(Extracts from a graphics dataset)
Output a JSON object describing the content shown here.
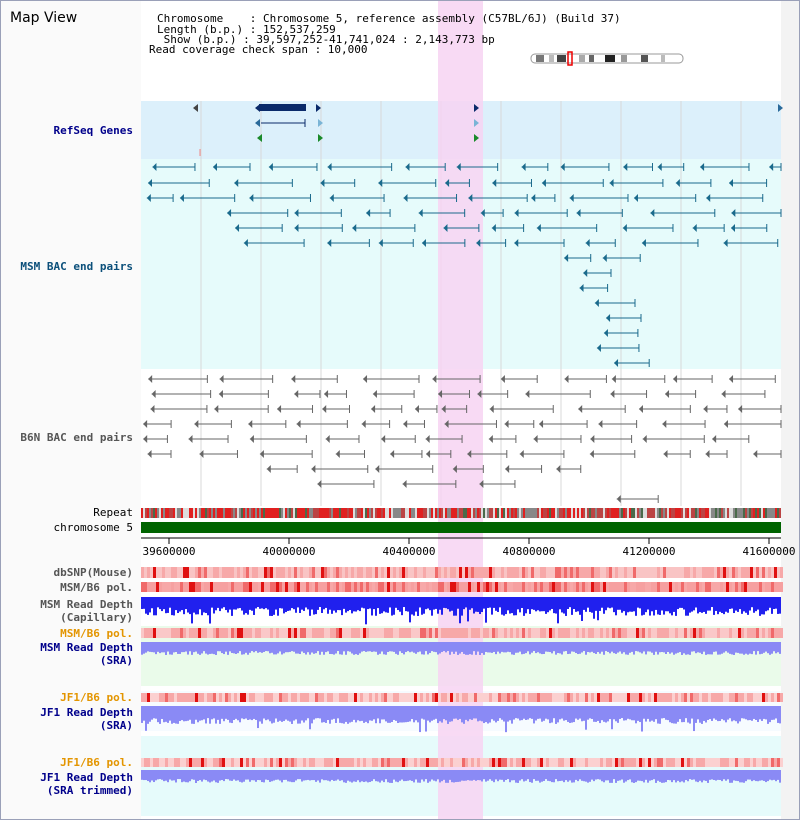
{
  "title": "Map View",
  "info": {
    "chromosome": "Chromosome    : Chromosome 5, reference assembly (C57BL/6J) (Build 37)",
    "length": "Length (b.p.) : 152,537,259",
    "show": " Show (b.p.) : 39,597,252-41,741,024 : 2,143,773 bp",
    "coverage": "Read coverage check span : 10,000"
  },
  "labels": {
    "refseq": "RefSeq Genes",
    "msm_bac": "MSM BAC end pairs",
    "b6n_bac": "B6N BAC end pairs",
    "repeat": "Repeat",
    "chromosome": "chromosome 5",
    "dbsnp": "dbSNP(Mouse)",
    "msm_b6_pol": "MSM/B6 pol.",
    "msm_depth_cap_1": "MSM Read Depth",
    "msm_depth_cap_2": "(Capillary)",
    "msm_b6_pol_sra": "MSM/B6 pol.",
    "msm_depth_sra_1": "MSM Read Depth",
    "msm_depth_sra_2": "(SRA)",
    "jf1_b6_pol": "JF1/B6 pol.",
    "jf1_depth_sra_1": "JF1 Read Depth",
    "jf1_depth_sra_2": "(SRA)",
    "jf1_b6_pol_trim": "JF1/B6 pol.",
    "jf1_depth_trim_1": "JF1 Read Depth",
    "jf1_depth_trim_2": "(SRA trimmed)"
  },
  "axis": {
    "ticks": [
      "39600000",
      "40000000",
      "40400000",
      "40800000",
      "41200000",
      "41600000"
    ]
  },
  "colors": {
    "highlight": "#f7d4f2",
    "refseq_bg": "#dcf0fb",
    "msm_bg": "#e6fbfb",
    "msm_feature": "#1a6a8c",
    "b6n_feature": "#666666",
    "chromosome_bar": "#006400",
    "snp_red": "#f06060",
    "depth_blue": "#2020ee",
    "depth_light": "#8a8af5"
  }
}
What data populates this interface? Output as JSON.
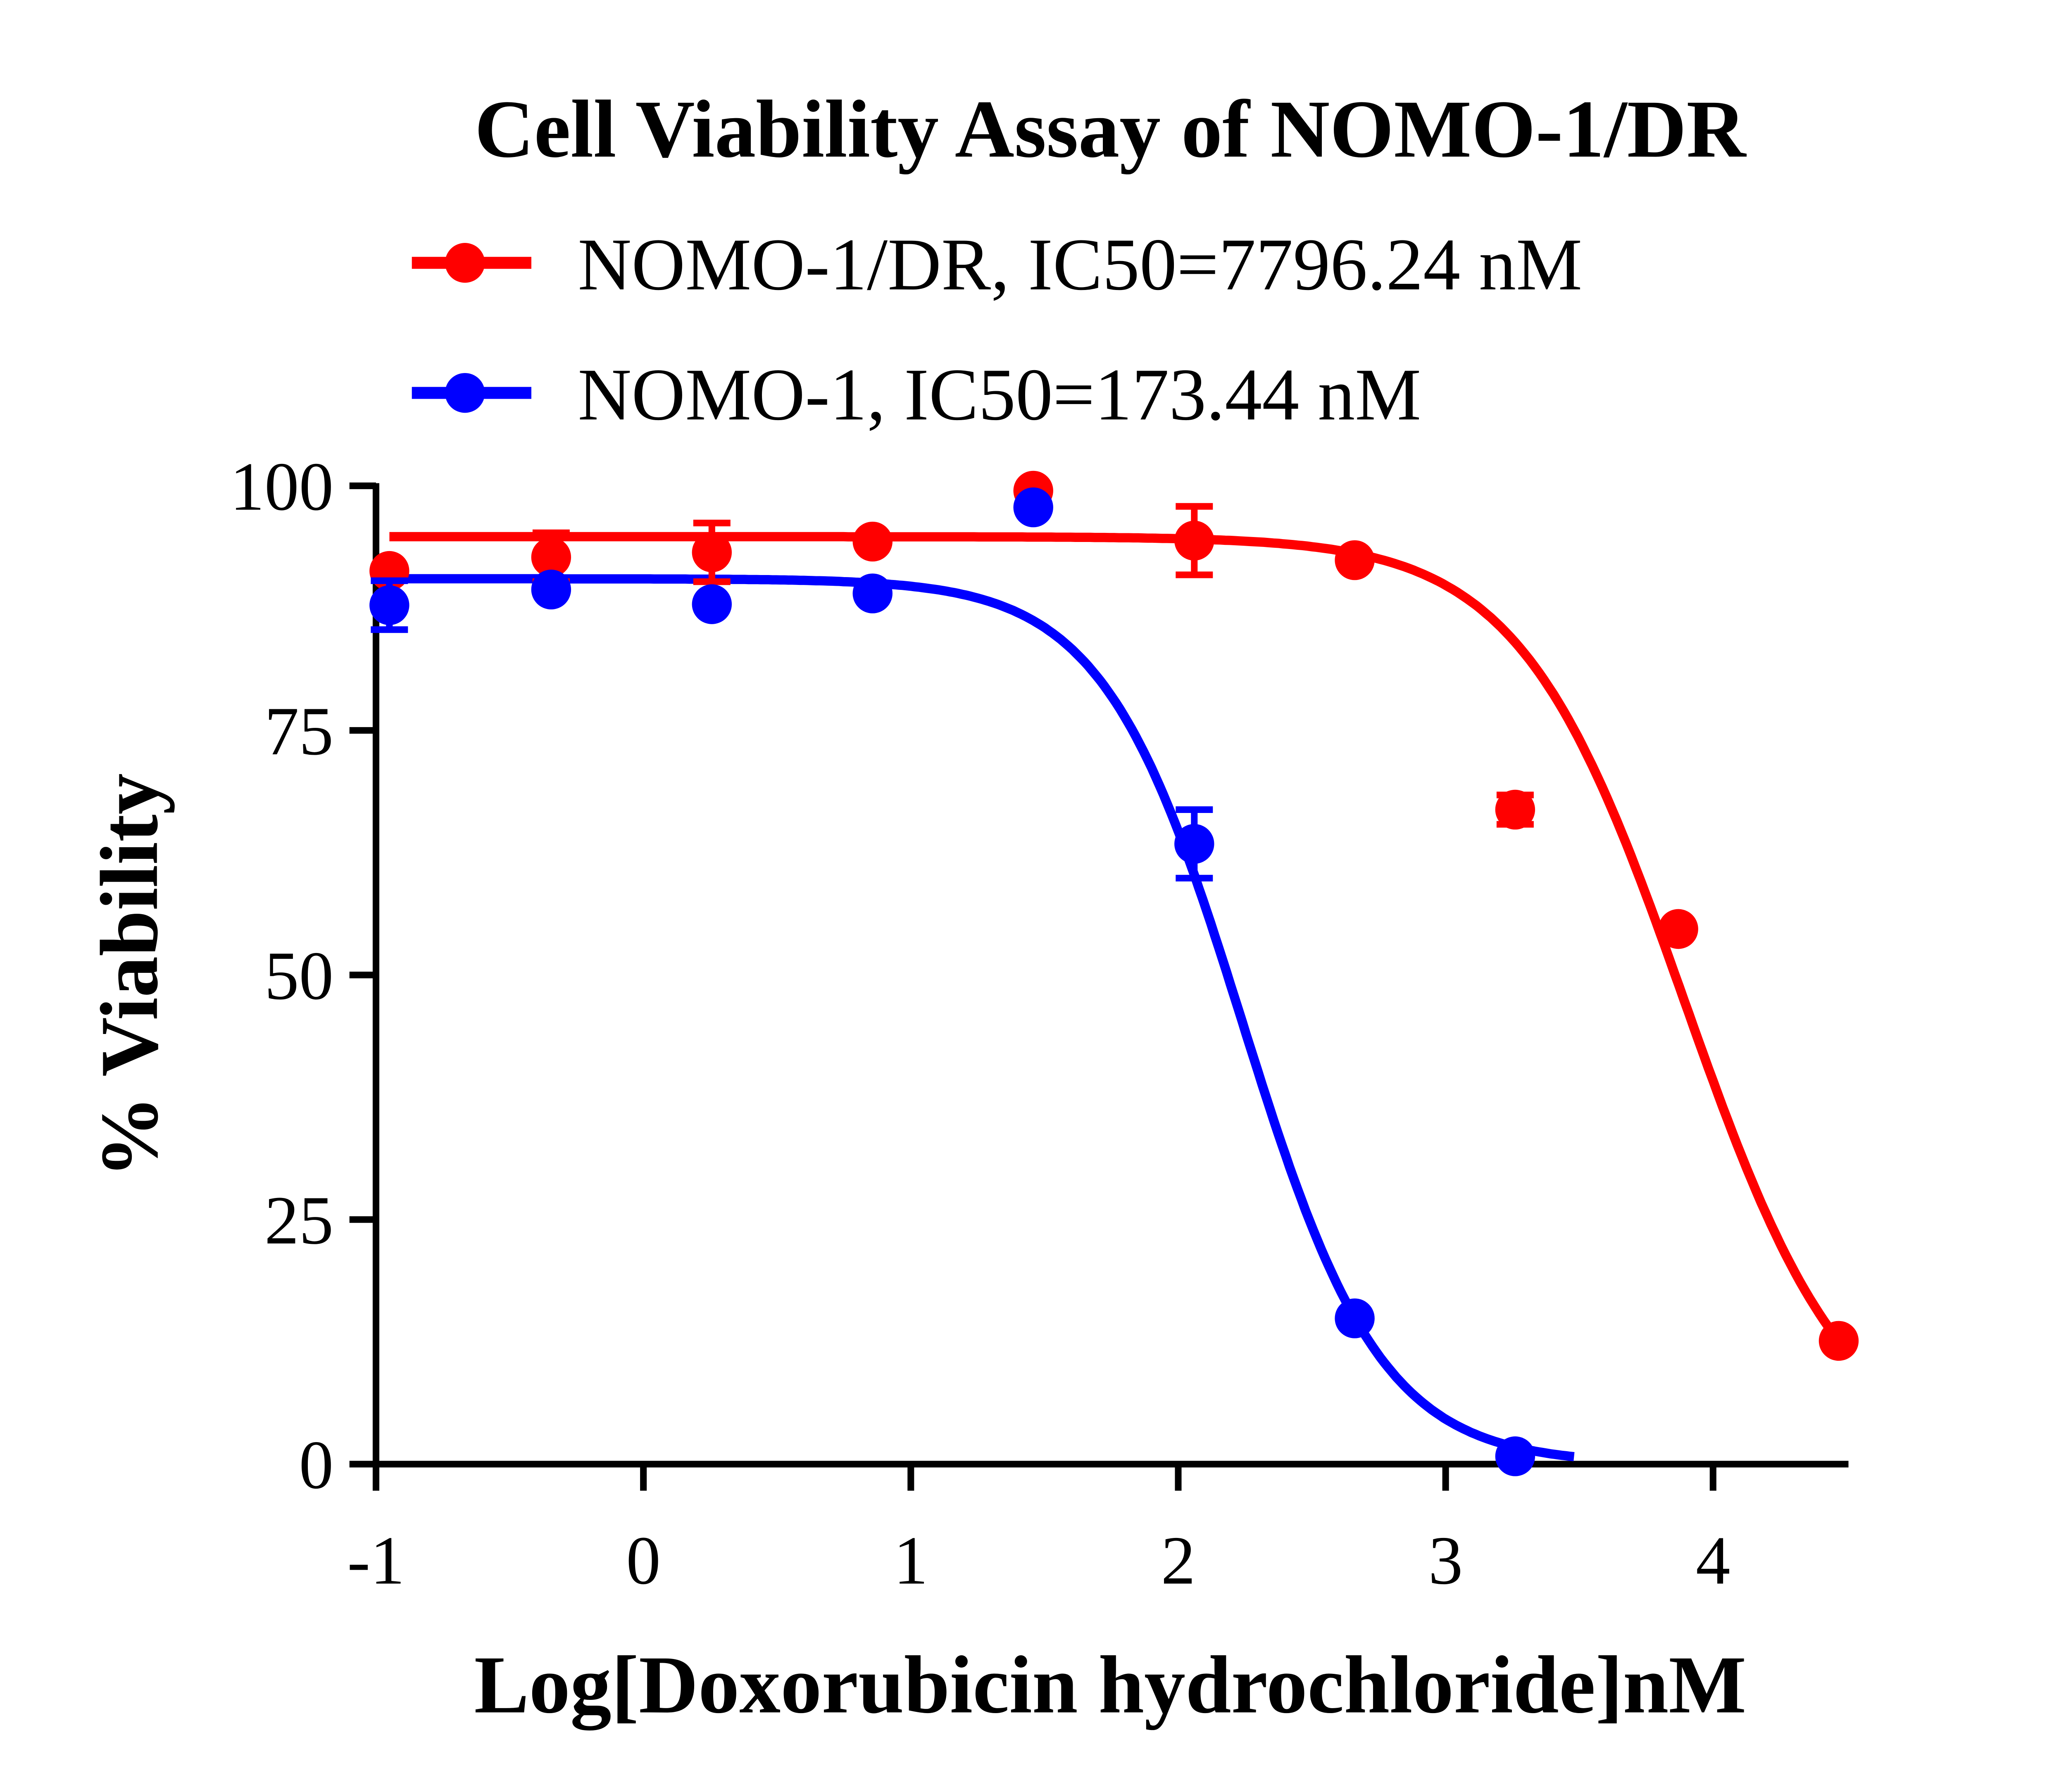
{
  "chart_data": {
    "type": "scatter",
    "title": "Cell Viability Assay of NOMO-1/DR",
    "xlabel": "Log[Doxorubicin hydrochloride]nM",
    "ylabel": "% Viability",
    "xlim": [
      -1,
      4.5
    ],
    "ylim": [
      0,
      100
    ],
    "xticks": [
      "-1",
      "0",
      "1",
      "2",
      "3",
      "4"
    ],
    "yticks": [
      "0",
      "25",
      "50",
      "75",
      "100"
    ],
    "grid": false,
    "legend_position": "top",
    "series": [
      {
        "name": "NOMO-1/DR,  IC50=7796.24 nM",
        "color": "#ff0000",
        "x": [
          -0.95,
          -0.345,
          0.256,
          0.857,
          1.458,
          2.06,
          2.66,
          3.26,
          3.87,
          4.47
        ],
        "y": [
          91.3,
          92.7,
          93.2,
          94.3,
          99.5,
          94.4,
          92.4,
          66.9,
          54.7,
          12.6
        ],
        "error": [
          0,
          2.5,
          3,
          0,
          0,
          3.5,
          0,
          1.5,
          0,
          0
        ],
        "fit": {
          "top": 94.8,
          "bottom": 0,
          "logIC50": 3.892,
          "hill": 1.41,
          "xrange": [
            -0.95,
            4.47
          ]
        }
      },
      {
        "name": "NOMO-1,  IC50=173.44 nM",
        "color": "#0000ff",
        "x": [
          -0.95,
          -0.345,
          0.256,
          0.857,
          1.458,
          2.06,
          2.66,
          3.26
        ],
        "y": [
          87.8,
          89.4,
          87.9,
          89.0,
          97.8,
          63.4,
          14.9,
          0.8
        ],
        "error": [
          2.5,
          0,
          0,
          0,
          0,
          3.5,
          0,
          0
        ],
        "fit": {
          "top": 90.5,
          "bottom": 0,
          "logIC50": 2.239,
          "hill": 1.67,
          "xrange": [
            -0.95,
            3.48
          ]
        }
      }
    ]
  }
}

Directions for this task – Copy the lines of the entries above that mention "title".

Answer for the task –
  "title": "Map View",
    "title": "Cell Viability Assay of NOMO-1/DR",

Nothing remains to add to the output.